All records below must be retyped exactly.

Rows from a dataset

Begin

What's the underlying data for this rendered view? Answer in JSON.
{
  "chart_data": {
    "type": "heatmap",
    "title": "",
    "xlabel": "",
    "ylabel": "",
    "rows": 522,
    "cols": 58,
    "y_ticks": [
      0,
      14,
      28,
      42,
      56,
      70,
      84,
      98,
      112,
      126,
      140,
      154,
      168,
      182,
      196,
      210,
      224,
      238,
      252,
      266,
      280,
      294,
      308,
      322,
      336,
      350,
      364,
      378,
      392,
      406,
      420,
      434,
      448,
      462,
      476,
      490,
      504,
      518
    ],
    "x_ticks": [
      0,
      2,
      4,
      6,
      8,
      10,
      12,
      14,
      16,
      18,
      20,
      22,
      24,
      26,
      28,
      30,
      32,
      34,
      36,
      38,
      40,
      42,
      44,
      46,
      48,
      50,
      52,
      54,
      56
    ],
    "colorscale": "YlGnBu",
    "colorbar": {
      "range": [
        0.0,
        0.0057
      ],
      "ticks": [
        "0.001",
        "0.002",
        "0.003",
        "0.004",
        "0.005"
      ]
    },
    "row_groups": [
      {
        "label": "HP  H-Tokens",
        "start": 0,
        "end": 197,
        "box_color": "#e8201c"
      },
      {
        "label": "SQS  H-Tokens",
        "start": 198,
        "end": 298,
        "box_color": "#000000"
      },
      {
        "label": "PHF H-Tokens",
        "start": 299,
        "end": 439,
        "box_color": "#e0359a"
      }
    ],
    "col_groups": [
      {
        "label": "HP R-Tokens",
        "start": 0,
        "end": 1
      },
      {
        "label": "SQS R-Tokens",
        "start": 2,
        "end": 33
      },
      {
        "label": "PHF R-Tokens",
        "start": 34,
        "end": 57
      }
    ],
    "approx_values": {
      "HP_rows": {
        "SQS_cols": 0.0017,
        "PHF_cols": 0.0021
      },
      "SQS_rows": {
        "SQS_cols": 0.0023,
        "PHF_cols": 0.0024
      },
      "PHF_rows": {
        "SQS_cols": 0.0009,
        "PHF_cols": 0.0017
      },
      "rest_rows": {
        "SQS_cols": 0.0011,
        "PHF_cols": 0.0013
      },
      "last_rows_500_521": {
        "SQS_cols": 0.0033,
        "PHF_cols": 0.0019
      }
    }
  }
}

End

Exercise answer
What's the underlying data for this rendered view? Answer in JSON.
{
  "chart_data": {
    "type": "heatmap",
    "title": "",
    "xlabel": "",
    "ylabel": "",
    "rows": 522,
    "cols": 58,
    "y_ticks": [
      0,
      14,
      28,
      42,
      56,
      70,
      84,
      98,
      112,
      126,
      140,
      154,
      168,
      182,
      196,
      210,
      224,
      238,
      252,
      266,
      280,
      294,
      308,
      322,
      336,
      350,
      364,
      378,
      392,
      406,
      420,
      434,
      448,
      462,
      476,
      490,
      504,
      518
    ],
    "x_ticks": [
      0,
      2,
      4,
      6,
      8,
      10,
      12,
      14,
      16,
      18,
      20,
      22,
      24,
      26,
      28,
      30,
      32,
      34,
      36,
      38,
      40,
      42,
      44,
      46,
      48,
      50,
      52,
      54,
      56
    ],
    "colorscale": "YlGnBu",
    "colorbar": {
      "range": [
        0.0,
        0.0057
      ],
      "ticks": [
        "0.001",
        "0.002",
        "0.003",
        "0.004",
        "0.005"
      ]
    },
    "row_groups": [
      {
        "label": "HP  H-Tokens",
        "start": 0,
        "end": 197,
        "box_color": "#e8201c"
      },
      {
        "label": "SQS  H-Tokens",
        "start": 198,
        "end": 298,
        "box_color": "#000000"
      },
      {
        "label": "PHF H-Tokens",
        "start": 299,
        "end": 439,
        "box_color": "#e0359a"
      }
    ],
    "col_groups": [
      {
        "label": "HP R-Tokens",
        "start": 0,
        "end": 1
      },
      {
        "label": "SQS R-Tokens",
        "start": 2,
        "end": 33
      },
      {
        "label": "PHF R-Tokens",
        "start": 34,
        "end": 57
      }
    ],
    "approx_values": {
      "HP_rows": {
        "SQS_cols": 0.0017,
        "PHF_cols": 0.0021
      },
      "SQS_rows": {
        "SQS_cols": 0.0023,
        "PHF_cols": 0.0024
      },
      "PHF_rows": {
        "SQS_cols": 0.0009,
        "PHF_cols": 0.0017
      },
      "rest_rows": {
        "SQS_cols": 0.0011,
        "PHF_cols": 0.0013
      },
      "last_rows_500_521": {
        "SQS_cols": 0.0033,
        "PHF_cols": 0.0019
      }
    }
  }
}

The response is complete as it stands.